(Records shown)

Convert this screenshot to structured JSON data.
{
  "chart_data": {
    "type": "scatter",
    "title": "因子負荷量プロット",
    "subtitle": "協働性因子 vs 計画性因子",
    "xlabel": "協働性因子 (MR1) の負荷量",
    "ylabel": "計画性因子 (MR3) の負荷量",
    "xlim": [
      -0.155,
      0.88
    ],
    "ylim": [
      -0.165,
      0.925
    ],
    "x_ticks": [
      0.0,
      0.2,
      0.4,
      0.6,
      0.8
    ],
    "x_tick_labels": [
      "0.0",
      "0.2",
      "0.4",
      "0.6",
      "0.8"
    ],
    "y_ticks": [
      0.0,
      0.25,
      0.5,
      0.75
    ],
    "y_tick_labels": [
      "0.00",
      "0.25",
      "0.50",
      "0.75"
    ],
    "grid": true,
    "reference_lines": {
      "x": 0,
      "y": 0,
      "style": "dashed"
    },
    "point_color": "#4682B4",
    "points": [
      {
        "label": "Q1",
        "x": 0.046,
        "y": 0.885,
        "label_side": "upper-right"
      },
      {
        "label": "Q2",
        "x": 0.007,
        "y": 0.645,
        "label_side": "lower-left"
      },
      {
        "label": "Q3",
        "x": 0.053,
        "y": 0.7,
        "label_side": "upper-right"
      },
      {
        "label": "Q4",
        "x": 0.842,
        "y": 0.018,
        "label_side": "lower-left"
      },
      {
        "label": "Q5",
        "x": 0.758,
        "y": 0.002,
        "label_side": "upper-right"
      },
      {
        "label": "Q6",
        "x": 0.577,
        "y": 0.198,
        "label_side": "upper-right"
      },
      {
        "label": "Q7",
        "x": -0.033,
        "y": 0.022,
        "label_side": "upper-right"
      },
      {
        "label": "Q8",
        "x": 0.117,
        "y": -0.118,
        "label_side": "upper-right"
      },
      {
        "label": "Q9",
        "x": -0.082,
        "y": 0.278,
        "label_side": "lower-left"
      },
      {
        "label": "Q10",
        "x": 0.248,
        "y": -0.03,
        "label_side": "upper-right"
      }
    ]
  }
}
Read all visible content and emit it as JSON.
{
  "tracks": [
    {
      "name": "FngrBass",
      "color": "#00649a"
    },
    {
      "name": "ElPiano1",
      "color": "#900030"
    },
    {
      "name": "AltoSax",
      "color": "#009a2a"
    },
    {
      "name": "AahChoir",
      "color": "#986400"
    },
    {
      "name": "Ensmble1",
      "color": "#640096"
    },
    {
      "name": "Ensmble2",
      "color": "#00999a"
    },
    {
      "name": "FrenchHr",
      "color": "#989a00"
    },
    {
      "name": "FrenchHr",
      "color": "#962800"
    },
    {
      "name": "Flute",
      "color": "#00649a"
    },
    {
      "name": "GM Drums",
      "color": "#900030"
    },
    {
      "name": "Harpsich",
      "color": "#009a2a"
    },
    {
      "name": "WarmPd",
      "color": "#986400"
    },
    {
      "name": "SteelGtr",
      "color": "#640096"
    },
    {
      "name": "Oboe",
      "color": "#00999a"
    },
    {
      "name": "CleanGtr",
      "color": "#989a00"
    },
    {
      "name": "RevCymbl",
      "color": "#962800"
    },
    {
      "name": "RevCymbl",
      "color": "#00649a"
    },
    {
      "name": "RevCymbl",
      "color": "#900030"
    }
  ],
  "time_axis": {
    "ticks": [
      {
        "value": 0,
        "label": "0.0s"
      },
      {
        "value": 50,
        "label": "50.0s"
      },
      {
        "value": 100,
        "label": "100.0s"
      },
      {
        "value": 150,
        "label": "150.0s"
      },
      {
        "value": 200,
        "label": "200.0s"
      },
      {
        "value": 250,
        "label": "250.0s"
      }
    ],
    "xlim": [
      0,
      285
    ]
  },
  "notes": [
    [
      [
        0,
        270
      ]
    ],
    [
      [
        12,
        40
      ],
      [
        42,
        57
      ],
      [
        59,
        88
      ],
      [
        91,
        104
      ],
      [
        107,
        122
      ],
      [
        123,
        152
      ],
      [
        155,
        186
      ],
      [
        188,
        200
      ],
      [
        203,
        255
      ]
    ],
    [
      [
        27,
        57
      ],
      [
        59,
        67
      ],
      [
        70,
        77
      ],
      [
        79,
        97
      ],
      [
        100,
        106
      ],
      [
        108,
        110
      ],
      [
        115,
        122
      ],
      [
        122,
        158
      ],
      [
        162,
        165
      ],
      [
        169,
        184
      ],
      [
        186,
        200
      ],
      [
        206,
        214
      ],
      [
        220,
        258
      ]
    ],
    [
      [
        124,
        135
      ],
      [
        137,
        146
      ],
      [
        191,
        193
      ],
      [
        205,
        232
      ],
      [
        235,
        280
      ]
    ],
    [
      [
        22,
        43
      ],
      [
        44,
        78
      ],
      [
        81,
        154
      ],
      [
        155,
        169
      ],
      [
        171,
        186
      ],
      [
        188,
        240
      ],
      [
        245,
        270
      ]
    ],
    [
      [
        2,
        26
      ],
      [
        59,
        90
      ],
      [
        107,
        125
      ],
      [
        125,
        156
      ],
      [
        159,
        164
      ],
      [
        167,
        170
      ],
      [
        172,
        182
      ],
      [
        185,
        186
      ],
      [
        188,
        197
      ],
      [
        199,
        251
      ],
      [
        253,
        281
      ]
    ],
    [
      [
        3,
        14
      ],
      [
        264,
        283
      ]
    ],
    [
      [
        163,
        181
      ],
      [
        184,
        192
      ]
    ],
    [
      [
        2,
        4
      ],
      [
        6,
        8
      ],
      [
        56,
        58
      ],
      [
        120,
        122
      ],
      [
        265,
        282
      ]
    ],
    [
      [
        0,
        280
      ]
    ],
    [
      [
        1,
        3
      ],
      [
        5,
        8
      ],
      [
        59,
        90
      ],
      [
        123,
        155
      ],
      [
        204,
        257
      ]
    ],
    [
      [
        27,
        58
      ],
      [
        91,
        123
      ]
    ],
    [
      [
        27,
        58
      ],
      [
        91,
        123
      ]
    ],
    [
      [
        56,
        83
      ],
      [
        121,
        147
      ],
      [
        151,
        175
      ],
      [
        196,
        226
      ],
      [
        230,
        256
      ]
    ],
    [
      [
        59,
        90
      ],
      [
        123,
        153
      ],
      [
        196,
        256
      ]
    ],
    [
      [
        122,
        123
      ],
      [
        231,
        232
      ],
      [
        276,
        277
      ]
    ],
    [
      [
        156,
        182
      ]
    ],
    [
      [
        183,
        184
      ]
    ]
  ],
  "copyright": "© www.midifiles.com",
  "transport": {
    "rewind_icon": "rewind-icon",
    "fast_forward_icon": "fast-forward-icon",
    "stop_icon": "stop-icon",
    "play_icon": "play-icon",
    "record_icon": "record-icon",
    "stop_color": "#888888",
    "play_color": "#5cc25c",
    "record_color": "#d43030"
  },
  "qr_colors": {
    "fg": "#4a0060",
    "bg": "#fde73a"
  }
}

(What you are asked to do) Repeat the records above exactly as they appear.

(Written reply)
Convert this screenshot to structured JSON data.
{
  "chart_data": {
    "type": "scatter",
    "title": "因子負荷量プロット",
    "subtitle": "協働性因子 vs 計画性因子",
    "xlabel": "協働性因子 (MR1) の負荷量",
    "ylabel": "計画性因子 (MR3) の負荷量",
    "xlim": [
      -0.155,
      0.88
    ],
    "ylim": [
      -0.165,
      0.925
    ],
    "x_ticks": [
      0.0,
      0.2,
      0.4,
      0.6,
      0.8
    ],
    "x_tick_labels": [
      "0.0",
      "0.2",
      "0.4",
      "0.6",
      "0.8"
    ],
    "y_ticks": [
      0.0,
      0.25,
      0.5,
      0.75
    ],
    "y_tick_labels": [
      "0.00",
      "0.25",
      "0.50",
      "0.75"
    ],
    "grid": true,
    "reference_lines": {
      "x": 0,
      "y": 0,
      "style": "dashed"
    },
    "point_color": "#4682B4",
    "points": [
      {
        "label": "Q1",
        "x": 0.046,
        "y": 0.885,
        "label_side": "upper-right"
      },
      {
        "label": "Q2",
        "x": 0.007,
        "y": 0.645,
        "label_side": "lower-left"
      },
      {
        "label": "Q3",
        "x": 0.053,
        "y": 0.7,
        "label_side": "upper-right"
      },
      {
        "label": "Q4",
        "x": 0.842,
        "y": 0.018,
        "label_side": "lower-left"
      },
      {
        "label": "Q5",
        "x": 0.758,
        "y": 0.002,
        "label_side": "upper-right"
      },
      {
        "label": "Q6",
        "x": 0.577,
        "y": 0.198,
        "label_side": "upper-right"
      },
      {
        "label": "Q7",
        "x": -0.033,
        "y": 0.022,
        "label_side": "upper-right"
      },
      {
        "label": "Q8",
        "x": 0.117,
        "y": -0.118,
        "label_side": "upper-right"
      },
      {
        "label": "Q9",
        "x": -0.082,
        "y": 0.278,
        "label_side": "lower-left"
      },
      {
        "label": "Q10",
        "x": 0.248,
        "y": -0.03,
        "label_side": "upper-right"
      }
    ]
  }
}
Read all visible content and emit it as JSON.
{
  "tracks": [
    {
      "name": "FngrBass",
      "color": "#00649a"
    },
    {
      "name": "ElPiano1",
      "color": "#900030"
    },
    {
      "name": "AltoSax",
      "color": "#009a2a"
    },
    {
      "name": "AahChoir",
      "color": "#986400"
    },
    {
      "name": "Ensmble1",
      "color": "#640096"
    },
    {
      "name": "Ensmble2",
      "color": "#00999a"
    },
    {
      "name": "FrenchHr",
      "color": "#989a00"
    },
    {
      "name": "FrenchHr",
      "color": "#962800"
    },
    {
      "name": "Flute",
      "color": "#00649a"
    },
    {
      "name": "GM Drums",
      "color": "#900030"
    },
    {
      "name": "Harpsich",
      "color": "#009a2a"
    },
    {
      "name": "WarmPd",
      "color": "#986400"
    },
    {
      "name": "SteelGtr",
      "color": "#640096"
    },
    {
      "name": "Oboe",
      "color": "#00999a"
    },
    {
      "name": "CleanGtr",
      "color": "#989a00"
    },
    {
      "name": "RevCymbl",
      "color": "#962800"
    },
    {
      "name": "RevCymbl",
      "color": "#00649a"
    },
    {
      "name": "RevCymbl",
      "color": "#900030"
    }
  ],
  "time_axis": {
    "ticks": [
      {
        "value": 0,
        "label": "0.0s"
      },
      {
        "value": 50,
        "label": "50.0s"
      },
      {
        "value": 100,
        "label": "100.0s"
      },
      {
        "value": 150,
        "label": "150.0s"
      },
      {
        "value": 200,
        "label": "200.0s"
      },
      {
        "value": 250,
        "label": "250.0s"
      }
    ],
    "xlim": [
      0,
      285
    ]
  },
  "notes": [
    [
      [
        0,
        270
      ]
    ],
    [
      [
        12,
        40
      ],
      [
        42,
        57
      ],
      [
        59,
        88
      ],
      [
        91,
        104
      ],
      [
        107,
        122
      ],
      [
        123,
        152
      ],
      [
        155,
        186
      ],
      [
        188,
        200
      ],
      [
        203,
        255
      ]
    ],
    [
      [
        27,
        57
      ],
      [
        59,
        67
      ],
      [
        70,
        77
      ],
      [
        79,
        97
      ],
      [
        100,
        106
      ],
      [
        108,
        110
      ],
      [
        115,
        122
      ],
      [
        122,
        158
      ],
      [
        162,
        165
      ],
      [
        169,
        184
      ],
      [
        186,
        200
      ],
      [
        206,
        214
      ],
      [
        220,
        258
      ]
    ],
    [
      [
        124,
        135
      ],
      [
        137,
        146
      ],
      [
        191,
        193
      ],
      [
        205,
        232
      ],
      [
        235,
        280
      ]
    ],
    [
      [
        22,
        43
      ],
      [
        44,
        78
      ],
      [
        81,
        154
      ],
      [
        155,
        169
      ],
      [
        171,
        186
      ],
      [
        188,
        240
      ],
      [
        245,
        270
      ]
    ],
    [
      [
        2,
        26
      ],
      [
        59,
        90
      ],
      [
        107,
        125
      ],
      [
        125,
        156
      ],
      [
        159,
        164
      ],
      [
        167,
        170
      ],
      [
        172,
        182
      ],
      [
        185,
        186
      ],
      [
        188,
        197
      ],
      [
        199,
        251
      ],
      [
        253,
        281
      ]
    ],
    [
      [
        3,
        14
      ],
      [
        264,
        283
      ]
    ],
    [
      [
        163,
        181
      ],
      [
        184,
        192
      ]
    ],
    [
      [
        2,
        4
      ],
      [
        6,
        8
      ],
      [
        56,
        58
      ],
      [
        120,
        122
      ],
      [
        265,
        282
      ]
    ],
    [
      [
        0,
        280
      ]
    ],
    [
      [
        1,
        3
      ],
      [
        5,
        8
      ],
      [
        59,
        90
      ],
      [
        123,
        155
      ],
      [
        204,
        257
      ]
    ],
    [
      [
        27,
        58
      ],
      [
        91,
        123
      ]
    ],
    [
      [
        27,
        58
      ],
      [
        91,
        123
      ]
    ],
    [
      [
        56,
        83
      ],
      [
        121,
        147
      ],
      [
        151,
        175
      ],
      [
        196,
        226
      ],
      [
        230,
        256
      ]
    ],
    [
      [
        59,
        90
      ],
      [
        123,
        153
      ],
      [
        196,
        256
      ]
    ],
    [
      [
        122,
        123
      ],
      [
        231,
        232
      ],
      [
        276,
        277
      ]
    ],
    [
      [
        156,
        182
      ]
    ],
    [
      [
        183,
        184
      ]
    ]
  ],
  "copyright": "© www.midifiles.com",
  "transport": {
    "rewind_icon": "rewind-icon",
    "fast_forward_icon": "fast-forward-icon",
    "stop_icon": "stop-icon",
    "play_icon": "play-icon",
    "record_icon": "record-icon",
    "stop_color": "#888888",
    "play_color": "#5cc25c",
    "record_color": "#d43030"
  },
  "qr_colors": {
    "fg": "#4a0060",
    "bg": "#fde73a"
  }
}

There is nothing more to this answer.